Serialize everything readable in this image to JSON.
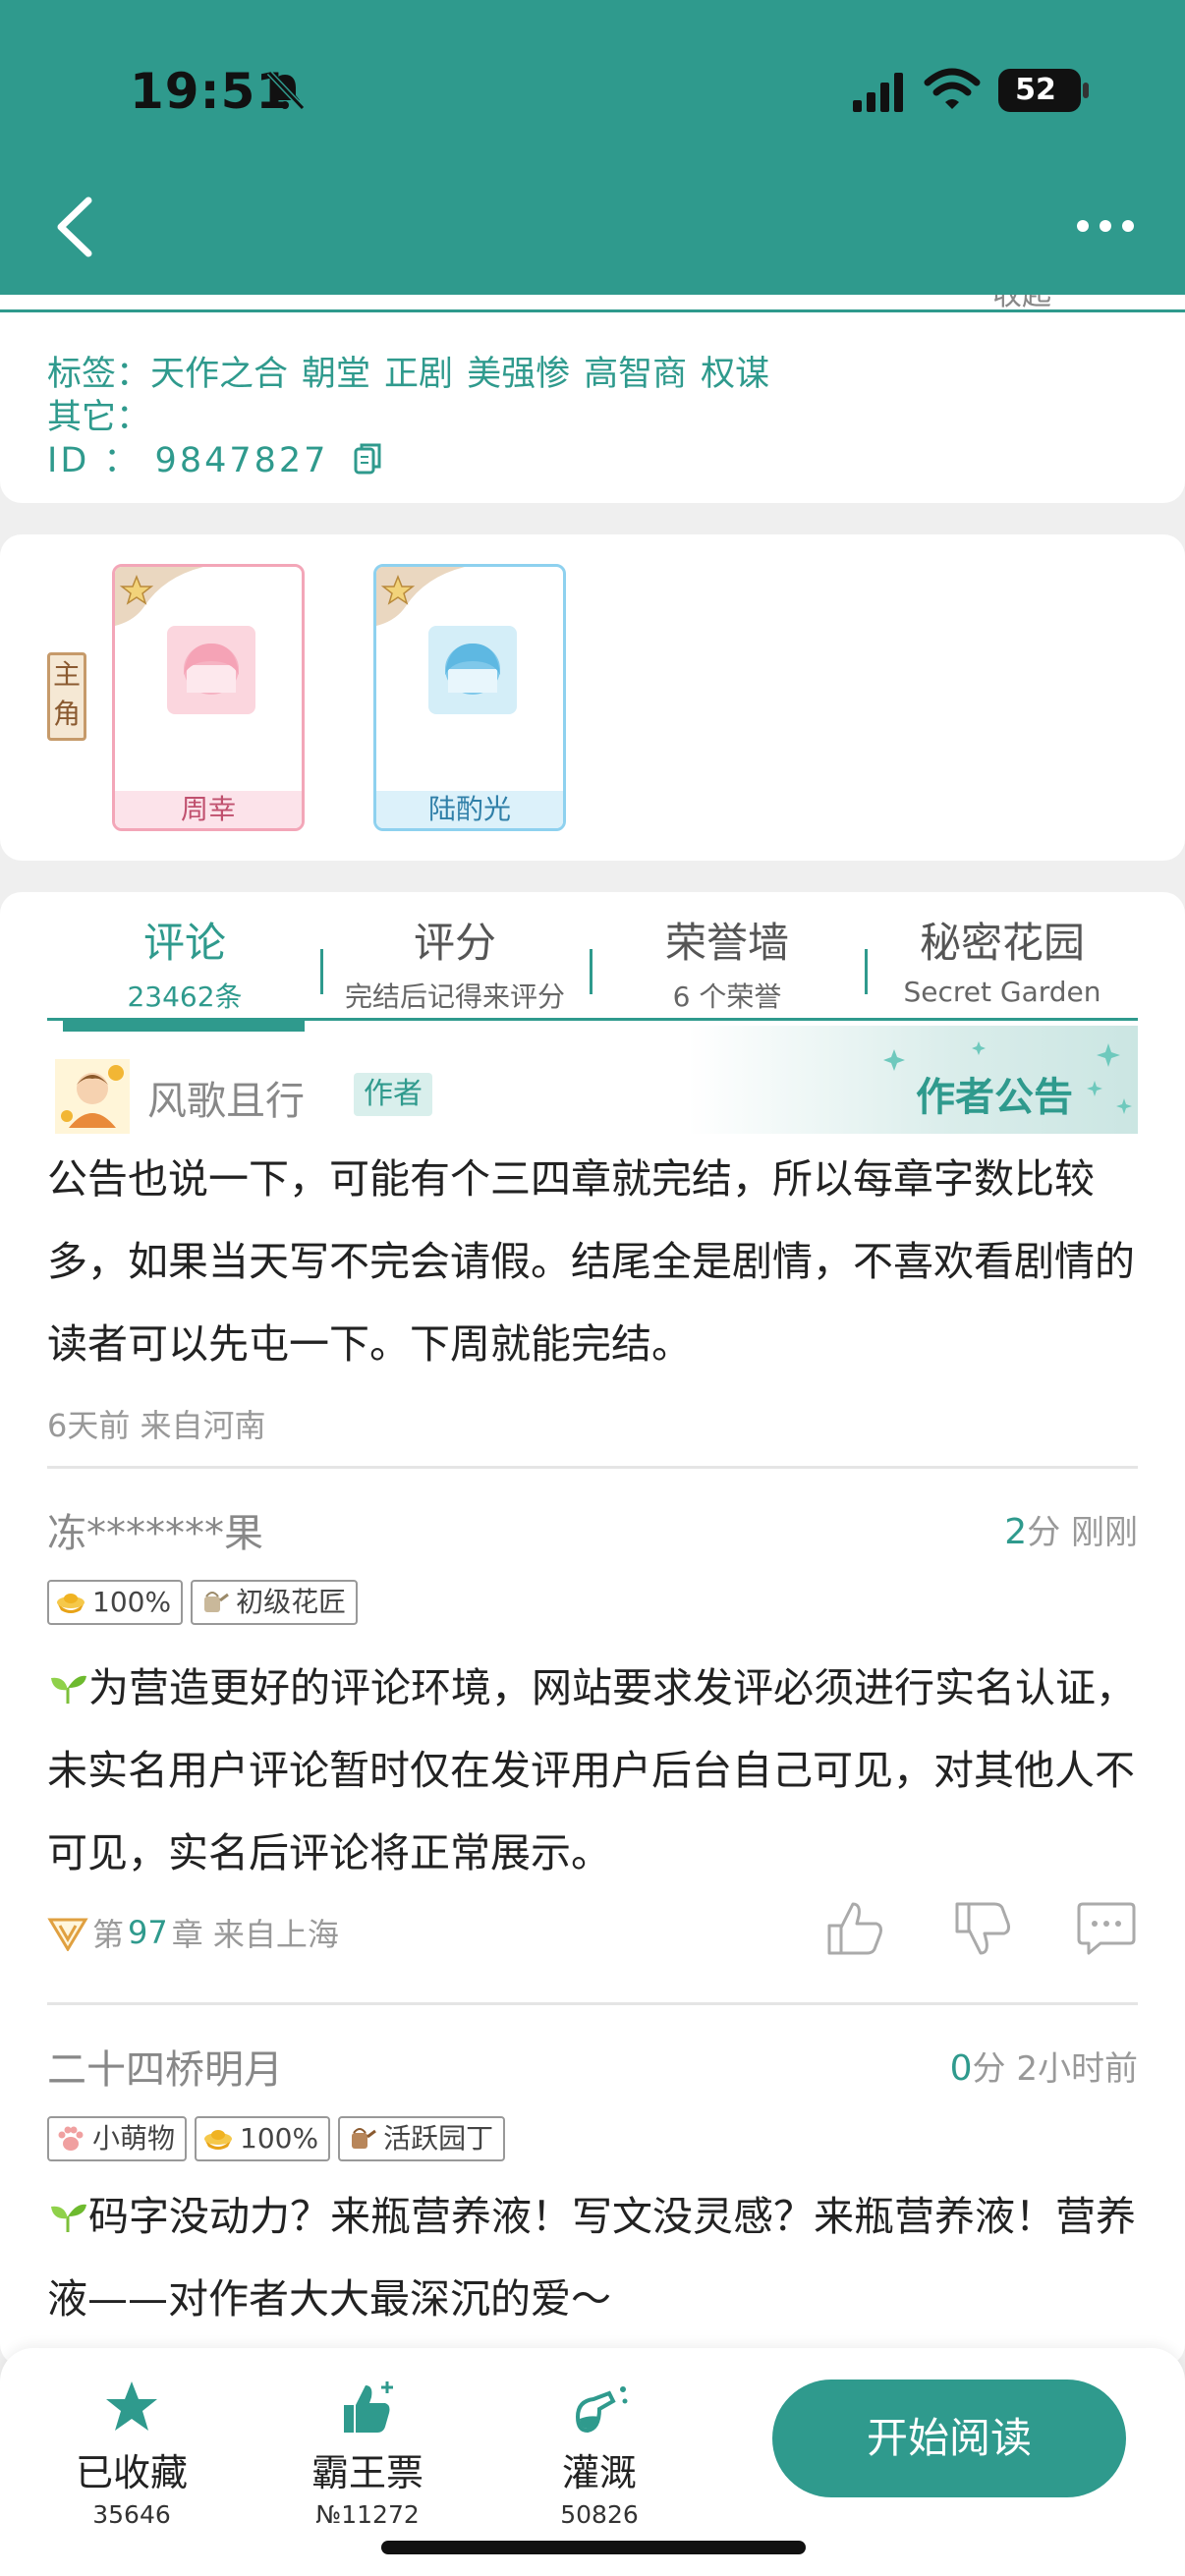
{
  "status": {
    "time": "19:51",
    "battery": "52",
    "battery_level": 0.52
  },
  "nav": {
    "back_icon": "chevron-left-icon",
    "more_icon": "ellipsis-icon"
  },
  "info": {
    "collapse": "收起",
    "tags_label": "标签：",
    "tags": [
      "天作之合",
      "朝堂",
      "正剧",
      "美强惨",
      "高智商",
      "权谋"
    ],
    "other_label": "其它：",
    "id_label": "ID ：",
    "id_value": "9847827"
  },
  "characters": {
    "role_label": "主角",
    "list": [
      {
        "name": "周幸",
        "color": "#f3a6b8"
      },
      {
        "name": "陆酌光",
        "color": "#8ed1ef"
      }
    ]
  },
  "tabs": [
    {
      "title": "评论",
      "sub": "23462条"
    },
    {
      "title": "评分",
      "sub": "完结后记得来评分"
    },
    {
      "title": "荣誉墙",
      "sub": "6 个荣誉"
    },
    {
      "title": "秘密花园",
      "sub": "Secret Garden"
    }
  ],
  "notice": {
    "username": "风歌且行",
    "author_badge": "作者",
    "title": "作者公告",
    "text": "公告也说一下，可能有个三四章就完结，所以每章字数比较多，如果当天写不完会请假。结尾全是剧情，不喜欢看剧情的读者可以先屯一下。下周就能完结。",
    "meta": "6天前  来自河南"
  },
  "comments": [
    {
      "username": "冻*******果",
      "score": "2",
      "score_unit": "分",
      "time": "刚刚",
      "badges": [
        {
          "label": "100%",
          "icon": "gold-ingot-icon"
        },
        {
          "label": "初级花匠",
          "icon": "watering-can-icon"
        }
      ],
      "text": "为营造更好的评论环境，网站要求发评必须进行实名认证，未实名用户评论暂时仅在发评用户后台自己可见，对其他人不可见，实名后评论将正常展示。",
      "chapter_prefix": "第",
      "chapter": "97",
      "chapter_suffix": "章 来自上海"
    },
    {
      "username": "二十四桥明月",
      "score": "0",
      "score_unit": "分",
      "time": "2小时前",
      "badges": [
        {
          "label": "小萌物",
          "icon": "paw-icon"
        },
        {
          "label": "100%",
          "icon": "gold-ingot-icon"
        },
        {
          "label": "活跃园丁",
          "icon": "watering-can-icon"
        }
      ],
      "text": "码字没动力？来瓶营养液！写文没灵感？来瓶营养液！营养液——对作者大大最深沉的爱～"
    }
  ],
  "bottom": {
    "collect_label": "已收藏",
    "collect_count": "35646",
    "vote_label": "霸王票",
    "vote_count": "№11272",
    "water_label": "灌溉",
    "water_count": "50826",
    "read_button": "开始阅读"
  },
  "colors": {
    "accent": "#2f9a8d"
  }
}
######
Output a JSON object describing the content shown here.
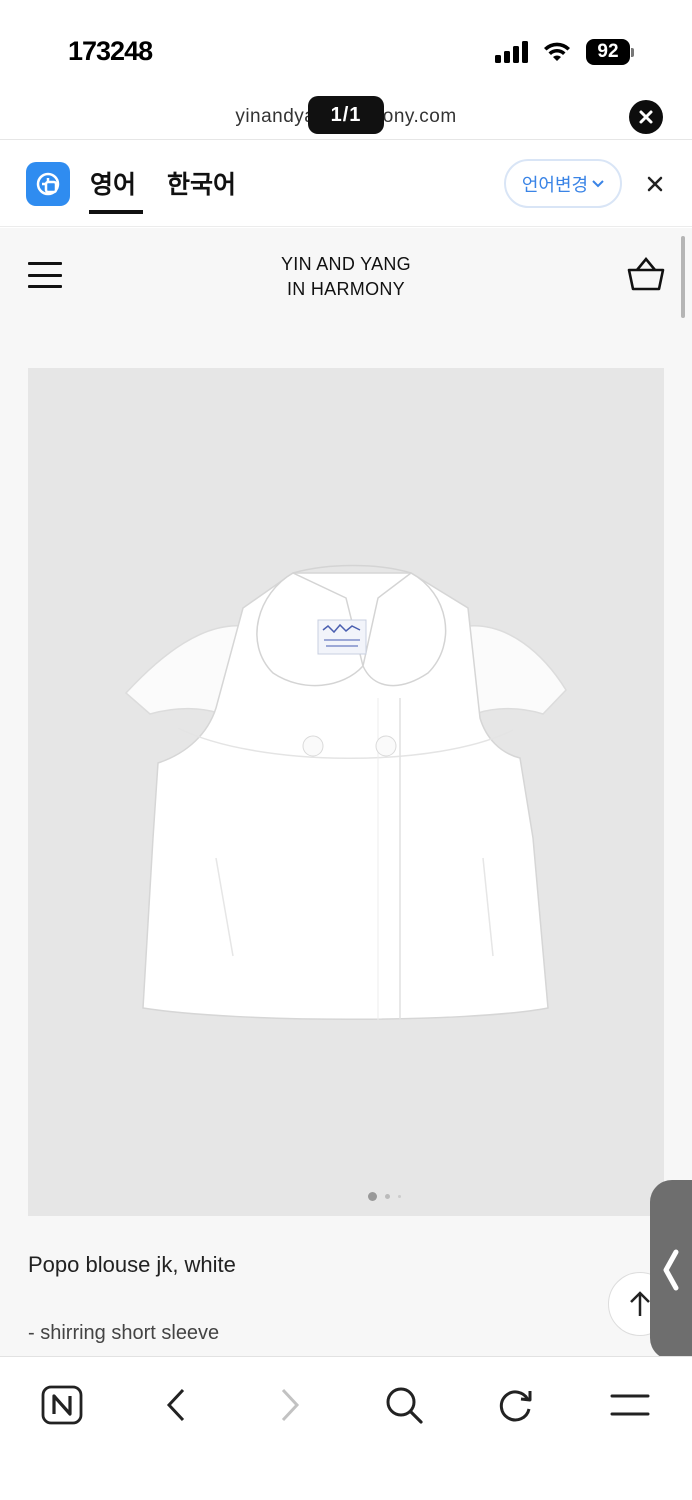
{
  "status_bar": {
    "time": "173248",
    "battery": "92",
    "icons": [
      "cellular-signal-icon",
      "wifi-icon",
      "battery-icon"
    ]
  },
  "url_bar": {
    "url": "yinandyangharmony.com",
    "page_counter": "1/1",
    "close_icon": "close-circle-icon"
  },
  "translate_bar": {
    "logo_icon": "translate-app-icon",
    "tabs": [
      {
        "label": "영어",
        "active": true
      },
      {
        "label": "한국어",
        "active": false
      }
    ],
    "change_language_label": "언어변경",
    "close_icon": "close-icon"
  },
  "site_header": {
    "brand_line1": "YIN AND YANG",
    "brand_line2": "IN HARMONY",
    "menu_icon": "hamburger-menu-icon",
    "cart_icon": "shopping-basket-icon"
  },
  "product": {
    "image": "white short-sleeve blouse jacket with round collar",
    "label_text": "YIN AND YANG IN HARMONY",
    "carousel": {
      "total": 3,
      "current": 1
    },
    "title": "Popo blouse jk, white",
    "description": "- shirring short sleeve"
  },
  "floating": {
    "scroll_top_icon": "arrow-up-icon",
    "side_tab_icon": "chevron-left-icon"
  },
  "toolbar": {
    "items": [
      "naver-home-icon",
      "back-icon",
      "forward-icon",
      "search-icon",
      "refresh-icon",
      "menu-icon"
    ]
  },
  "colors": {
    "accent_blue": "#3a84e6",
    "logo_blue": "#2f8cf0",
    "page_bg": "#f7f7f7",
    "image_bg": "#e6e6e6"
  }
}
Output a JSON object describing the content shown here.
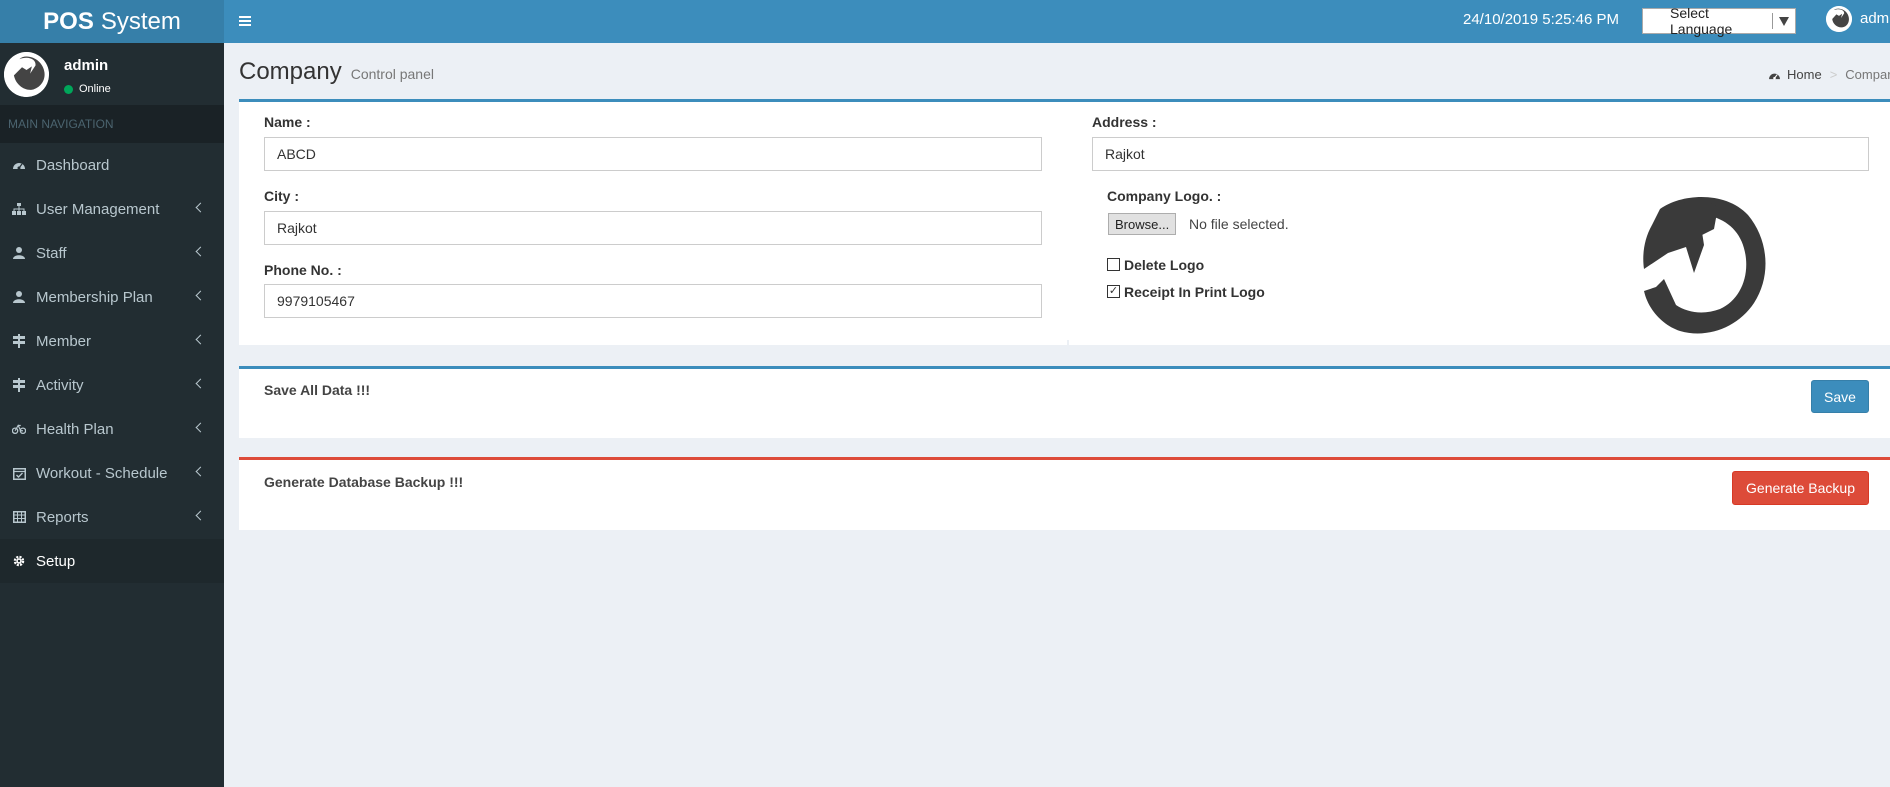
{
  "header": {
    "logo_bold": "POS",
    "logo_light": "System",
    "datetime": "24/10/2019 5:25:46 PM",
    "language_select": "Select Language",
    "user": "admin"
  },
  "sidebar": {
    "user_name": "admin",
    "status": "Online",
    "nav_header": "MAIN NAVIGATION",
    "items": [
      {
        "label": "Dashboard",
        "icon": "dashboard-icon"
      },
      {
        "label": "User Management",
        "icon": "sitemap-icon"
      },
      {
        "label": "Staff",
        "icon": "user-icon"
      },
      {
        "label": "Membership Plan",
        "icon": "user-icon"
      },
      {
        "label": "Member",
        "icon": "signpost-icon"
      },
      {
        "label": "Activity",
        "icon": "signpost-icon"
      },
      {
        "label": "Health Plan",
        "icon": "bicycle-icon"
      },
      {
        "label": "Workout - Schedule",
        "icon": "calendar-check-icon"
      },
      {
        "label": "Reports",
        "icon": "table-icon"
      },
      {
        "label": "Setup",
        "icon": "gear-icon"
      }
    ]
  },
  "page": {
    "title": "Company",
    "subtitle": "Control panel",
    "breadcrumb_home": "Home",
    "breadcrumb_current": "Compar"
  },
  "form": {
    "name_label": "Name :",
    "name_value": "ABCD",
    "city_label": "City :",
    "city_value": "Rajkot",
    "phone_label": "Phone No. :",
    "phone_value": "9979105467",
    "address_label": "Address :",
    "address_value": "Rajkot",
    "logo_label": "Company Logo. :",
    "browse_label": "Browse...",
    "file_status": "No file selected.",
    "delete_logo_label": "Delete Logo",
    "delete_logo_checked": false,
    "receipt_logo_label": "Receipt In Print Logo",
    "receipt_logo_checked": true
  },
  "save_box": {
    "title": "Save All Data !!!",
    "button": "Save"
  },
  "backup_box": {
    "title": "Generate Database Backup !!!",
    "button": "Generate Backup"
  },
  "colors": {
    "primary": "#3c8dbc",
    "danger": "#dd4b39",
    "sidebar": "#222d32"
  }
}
######
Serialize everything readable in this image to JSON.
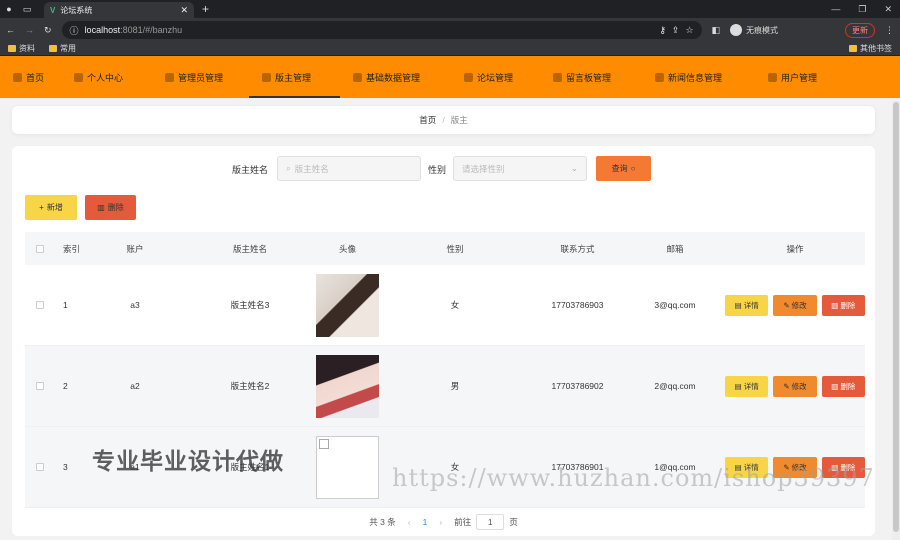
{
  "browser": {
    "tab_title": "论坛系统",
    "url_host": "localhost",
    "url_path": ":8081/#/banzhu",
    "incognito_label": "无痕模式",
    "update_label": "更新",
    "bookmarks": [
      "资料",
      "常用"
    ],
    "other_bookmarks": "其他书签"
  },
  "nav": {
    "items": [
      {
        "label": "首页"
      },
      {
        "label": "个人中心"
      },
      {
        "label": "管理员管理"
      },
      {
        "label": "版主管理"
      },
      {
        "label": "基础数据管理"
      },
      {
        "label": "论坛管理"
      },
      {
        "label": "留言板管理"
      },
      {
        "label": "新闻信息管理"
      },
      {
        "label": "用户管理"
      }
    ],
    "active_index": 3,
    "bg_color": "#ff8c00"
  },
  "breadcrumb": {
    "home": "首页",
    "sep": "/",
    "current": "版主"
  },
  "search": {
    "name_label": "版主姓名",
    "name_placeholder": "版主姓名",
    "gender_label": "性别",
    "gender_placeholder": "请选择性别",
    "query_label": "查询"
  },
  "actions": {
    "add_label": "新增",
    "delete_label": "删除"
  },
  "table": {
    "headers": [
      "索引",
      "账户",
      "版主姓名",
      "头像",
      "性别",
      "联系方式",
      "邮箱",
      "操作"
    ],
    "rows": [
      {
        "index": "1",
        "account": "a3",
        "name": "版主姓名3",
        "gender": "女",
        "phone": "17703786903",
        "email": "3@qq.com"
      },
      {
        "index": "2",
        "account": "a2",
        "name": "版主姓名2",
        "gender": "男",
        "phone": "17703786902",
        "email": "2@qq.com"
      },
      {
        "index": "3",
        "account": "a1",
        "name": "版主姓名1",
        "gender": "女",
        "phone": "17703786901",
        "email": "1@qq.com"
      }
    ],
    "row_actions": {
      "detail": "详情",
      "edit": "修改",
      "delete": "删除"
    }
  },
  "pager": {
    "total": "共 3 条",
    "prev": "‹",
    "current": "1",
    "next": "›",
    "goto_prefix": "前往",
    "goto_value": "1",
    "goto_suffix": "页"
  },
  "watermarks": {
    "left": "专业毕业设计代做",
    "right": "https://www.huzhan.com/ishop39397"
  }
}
######
**TASK PROMPT**:
Wherever the string "username" appears in the entries above, list that line.

**EXERCISE SOLUTION**:
    "username": "风歌且行",
      "username": "冻*******果",
      "username": "二十四桥明月",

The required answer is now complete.